Every line below that mentions the word "Solar" should be copied out.

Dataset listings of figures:
═══

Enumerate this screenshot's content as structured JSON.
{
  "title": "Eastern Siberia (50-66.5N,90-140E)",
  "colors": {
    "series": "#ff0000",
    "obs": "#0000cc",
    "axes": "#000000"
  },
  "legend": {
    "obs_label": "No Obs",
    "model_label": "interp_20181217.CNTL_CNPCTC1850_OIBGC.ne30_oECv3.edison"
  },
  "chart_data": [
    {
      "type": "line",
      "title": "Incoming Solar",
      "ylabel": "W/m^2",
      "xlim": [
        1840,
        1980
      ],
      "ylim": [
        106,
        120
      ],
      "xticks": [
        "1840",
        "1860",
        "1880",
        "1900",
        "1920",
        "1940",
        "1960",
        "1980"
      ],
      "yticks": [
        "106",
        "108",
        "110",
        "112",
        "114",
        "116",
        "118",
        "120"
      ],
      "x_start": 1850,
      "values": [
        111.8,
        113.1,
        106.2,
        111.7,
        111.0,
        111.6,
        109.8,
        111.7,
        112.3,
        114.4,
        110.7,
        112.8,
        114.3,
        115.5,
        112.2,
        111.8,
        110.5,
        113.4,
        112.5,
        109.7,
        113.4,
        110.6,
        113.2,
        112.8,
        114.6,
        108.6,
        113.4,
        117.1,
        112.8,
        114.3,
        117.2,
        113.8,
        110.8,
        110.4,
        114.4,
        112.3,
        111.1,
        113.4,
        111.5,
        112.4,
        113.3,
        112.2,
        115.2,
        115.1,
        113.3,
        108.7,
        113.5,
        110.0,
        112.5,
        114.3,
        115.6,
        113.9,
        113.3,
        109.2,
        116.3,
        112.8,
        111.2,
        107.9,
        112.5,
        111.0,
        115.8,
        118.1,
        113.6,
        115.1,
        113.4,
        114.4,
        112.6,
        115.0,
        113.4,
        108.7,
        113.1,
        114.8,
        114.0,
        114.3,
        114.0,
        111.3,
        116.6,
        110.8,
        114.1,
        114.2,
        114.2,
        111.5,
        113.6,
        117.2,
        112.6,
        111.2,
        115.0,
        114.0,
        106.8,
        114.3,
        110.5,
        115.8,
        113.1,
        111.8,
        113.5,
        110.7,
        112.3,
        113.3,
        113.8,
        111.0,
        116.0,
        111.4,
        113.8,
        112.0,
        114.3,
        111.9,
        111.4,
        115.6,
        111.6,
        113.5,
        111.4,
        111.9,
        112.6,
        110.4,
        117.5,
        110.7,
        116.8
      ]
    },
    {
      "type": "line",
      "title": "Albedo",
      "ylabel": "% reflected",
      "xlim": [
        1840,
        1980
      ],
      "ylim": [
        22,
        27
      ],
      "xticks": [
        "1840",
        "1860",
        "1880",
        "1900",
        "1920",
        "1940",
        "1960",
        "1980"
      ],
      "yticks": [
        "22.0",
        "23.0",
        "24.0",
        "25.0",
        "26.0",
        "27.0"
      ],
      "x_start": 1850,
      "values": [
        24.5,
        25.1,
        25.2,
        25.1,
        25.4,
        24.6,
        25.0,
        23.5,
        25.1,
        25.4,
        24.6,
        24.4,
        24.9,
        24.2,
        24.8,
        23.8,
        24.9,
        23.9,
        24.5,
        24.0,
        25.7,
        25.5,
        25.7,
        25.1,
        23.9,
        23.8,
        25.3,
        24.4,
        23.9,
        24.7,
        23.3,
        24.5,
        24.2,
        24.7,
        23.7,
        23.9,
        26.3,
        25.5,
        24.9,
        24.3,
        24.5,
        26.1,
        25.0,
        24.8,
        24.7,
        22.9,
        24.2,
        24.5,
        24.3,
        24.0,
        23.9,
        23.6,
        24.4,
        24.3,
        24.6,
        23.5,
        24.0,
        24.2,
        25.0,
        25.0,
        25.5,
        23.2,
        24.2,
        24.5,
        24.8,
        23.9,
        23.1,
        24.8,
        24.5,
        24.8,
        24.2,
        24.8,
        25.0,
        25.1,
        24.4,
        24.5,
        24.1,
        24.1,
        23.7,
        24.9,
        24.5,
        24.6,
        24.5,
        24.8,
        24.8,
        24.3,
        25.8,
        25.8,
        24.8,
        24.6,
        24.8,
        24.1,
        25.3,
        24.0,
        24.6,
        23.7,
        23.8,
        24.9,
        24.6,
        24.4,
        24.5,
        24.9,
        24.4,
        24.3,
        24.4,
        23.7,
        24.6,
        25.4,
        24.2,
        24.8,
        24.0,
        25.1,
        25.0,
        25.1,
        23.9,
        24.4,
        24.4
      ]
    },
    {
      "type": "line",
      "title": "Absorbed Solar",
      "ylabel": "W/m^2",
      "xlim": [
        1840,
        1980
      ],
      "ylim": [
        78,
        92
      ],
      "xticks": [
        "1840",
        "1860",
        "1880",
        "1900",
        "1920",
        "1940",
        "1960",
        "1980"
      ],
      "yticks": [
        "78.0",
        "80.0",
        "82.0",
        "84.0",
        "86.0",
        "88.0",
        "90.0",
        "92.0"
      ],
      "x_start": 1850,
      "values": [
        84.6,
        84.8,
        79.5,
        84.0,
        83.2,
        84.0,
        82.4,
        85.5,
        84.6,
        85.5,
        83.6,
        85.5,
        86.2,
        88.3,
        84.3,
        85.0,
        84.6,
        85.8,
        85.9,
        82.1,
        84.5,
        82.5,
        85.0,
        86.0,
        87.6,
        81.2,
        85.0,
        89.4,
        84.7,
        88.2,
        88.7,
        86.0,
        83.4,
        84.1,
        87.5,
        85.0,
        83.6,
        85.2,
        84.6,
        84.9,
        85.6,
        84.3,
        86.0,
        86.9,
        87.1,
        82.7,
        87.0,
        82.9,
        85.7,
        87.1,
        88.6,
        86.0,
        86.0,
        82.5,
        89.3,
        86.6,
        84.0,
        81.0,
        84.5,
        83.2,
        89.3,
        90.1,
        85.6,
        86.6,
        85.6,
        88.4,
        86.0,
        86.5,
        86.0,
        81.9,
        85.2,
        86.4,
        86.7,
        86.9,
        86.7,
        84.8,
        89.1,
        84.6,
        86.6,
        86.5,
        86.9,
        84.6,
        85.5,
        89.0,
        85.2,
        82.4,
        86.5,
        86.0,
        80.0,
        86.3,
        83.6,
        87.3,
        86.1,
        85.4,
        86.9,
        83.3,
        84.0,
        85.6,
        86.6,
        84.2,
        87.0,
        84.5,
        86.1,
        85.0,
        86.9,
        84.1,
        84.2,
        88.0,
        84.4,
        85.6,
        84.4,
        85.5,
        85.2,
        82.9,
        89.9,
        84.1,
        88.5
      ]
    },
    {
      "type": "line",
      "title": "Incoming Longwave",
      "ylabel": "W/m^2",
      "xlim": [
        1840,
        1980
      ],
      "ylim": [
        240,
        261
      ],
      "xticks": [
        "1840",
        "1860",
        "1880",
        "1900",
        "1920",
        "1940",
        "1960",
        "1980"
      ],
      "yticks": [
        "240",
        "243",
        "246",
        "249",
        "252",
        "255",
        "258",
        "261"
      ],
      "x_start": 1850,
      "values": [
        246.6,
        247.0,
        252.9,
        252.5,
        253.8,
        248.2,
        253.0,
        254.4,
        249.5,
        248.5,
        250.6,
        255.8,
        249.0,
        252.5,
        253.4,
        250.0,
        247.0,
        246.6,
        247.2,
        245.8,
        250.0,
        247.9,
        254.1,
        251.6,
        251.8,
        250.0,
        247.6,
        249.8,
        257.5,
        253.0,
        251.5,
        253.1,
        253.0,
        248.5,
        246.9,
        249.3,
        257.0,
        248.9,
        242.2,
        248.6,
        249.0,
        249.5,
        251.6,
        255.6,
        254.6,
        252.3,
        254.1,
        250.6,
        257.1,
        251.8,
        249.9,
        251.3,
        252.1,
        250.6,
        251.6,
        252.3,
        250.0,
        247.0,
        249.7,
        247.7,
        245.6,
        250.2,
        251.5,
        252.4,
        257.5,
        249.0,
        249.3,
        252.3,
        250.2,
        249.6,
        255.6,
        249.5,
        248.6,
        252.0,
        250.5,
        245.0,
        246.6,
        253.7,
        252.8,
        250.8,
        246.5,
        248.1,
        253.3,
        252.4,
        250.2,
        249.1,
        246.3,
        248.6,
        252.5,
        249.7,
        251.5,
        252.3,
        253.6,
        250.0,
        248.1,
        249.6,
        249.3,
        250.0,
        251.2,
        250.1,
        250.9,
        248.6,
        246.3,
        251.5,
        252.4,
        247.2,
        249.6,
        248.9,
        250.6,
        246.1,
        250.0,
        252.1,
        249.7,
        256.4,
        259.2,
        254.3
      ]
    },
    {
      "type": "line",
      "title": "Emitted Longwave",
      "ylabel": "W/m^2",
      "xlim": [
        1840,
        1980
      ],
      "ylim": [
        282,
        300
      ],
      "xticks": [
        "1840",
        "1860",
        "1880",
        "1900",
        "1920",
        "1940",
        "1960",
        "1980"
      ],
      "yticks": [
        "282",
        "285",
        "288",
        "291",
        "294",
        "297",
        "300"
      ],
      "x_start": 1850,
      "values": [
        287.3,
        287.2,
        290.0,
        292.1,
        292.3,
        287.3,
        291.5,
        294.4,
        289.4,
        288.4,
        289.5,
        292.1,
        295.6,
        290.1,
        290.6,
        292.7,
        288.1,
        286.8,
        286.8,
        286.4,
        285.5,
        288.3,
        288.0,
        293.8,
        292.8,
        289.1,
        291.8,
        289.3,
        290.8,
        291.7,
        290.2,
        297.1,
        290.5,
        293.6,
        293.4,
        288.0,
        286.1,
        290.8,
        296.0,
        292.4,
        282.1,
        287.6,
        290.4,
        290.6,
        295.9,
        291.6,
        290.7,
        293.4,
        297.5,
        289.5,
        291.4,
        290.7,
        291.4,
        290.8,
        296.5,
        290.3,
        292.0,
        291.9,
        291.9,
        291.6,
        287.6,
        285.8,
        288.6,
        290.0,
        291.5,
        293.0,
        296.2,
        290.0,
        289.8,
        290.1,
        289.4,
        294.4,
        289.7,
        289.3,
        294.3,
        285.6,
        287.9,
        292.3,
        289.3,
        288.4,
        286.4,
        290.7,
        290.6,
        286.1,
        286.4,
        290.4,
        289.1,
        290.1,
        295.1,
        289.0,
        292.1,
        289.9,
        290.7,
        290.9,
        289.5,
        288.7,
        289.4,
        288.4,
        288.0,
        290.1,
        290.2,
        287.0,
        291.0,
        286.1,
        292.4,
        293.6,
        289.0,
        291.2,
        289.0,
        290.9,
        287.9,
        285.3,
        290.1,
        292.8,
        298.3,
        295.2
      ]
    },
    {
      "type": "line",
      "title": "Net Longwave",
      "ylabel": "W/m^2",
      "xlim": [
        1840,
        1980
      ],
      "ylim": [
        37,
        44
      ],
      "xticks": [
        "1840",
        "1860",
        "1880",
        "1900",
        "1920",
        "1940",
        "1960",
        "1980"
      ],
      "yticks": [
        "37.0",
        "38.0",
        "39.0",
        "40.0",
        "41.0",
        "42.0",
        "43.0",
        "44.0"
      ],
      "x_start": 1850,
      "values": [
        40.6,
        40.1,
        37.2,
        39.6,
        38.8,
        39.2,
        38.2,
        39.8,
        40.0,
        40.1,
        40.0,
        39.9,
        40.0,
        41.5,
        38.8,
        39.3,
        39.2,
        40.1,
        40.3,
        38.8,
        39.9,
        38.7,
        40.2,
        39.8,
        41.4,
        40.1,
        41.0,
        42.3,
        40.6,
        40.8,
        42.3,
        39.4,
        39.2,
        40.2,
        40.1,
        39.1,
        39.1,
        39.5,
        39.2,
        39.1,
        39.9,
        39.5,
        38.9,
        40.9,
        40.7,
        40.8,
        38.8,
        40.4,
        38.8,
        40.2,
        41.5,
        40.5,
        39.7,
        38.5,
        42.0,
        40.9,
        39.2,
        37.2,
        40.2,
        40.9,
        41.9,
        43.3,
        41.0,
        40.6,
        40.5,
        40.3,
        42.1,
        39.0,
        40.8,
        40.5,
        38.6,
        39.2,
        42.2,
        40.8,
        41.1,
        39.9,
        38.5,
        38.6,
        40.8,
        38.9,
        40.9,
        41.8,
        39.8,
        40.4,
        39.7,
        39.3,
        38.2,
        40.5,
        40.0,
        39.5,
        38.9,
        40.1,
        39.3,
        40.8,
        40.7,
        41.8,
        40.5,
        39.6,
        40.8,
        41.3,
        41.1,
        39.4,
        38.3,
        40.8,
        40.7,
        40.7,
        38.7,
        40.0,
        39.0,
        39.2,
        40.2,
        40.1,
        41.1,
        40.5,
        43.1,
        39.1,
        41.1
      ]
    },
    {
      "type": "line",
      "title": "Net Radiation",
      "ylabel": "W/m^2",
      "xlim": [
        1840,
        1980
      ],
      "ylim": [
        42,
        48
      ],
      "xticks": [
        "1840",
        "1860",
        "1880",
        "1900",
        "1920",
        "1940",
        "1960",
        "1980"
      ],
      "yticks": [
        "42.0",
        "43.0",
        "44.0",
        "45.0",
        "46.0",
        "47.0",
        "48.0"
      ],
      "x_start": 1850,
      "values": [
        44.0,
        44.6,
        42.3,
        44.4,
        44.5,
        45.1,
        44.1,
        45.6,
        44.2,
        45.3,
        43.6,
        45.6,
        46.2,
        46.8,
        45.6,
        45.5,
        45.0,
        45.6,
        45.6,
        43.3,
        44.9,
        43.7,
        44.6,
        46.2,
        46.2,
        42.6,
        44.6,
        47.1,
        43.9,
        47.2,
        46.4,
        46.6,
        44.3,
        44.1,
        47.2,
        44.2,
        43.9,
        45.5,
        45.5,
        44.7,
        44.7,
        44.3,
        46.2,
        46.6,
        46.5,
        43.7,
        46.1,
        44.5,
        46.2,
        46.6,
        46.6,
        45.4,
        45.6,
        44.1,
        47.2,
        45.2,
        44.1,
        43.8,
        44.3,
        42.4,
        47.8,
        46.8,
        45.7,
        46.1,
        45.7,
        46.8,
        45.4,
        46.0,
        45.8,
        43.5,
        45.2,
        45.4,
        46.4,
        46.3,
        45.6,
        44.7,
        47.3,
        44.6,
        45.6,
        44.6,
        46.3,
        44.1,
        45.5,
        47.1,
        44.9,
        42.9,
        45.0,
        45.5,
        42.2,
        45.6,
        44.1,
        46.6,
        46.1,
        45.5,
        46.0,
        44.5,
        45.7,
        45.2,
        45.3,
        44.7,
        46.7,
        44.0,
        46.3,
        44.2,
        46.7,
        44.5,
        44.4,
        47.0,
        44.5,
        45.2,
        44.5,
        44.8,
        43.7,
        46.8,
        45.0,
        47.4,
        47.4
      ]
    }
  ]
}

═══

* [Finished exercise]
      "title": "Incoming Solar",
      "title": "Absorbed Solar",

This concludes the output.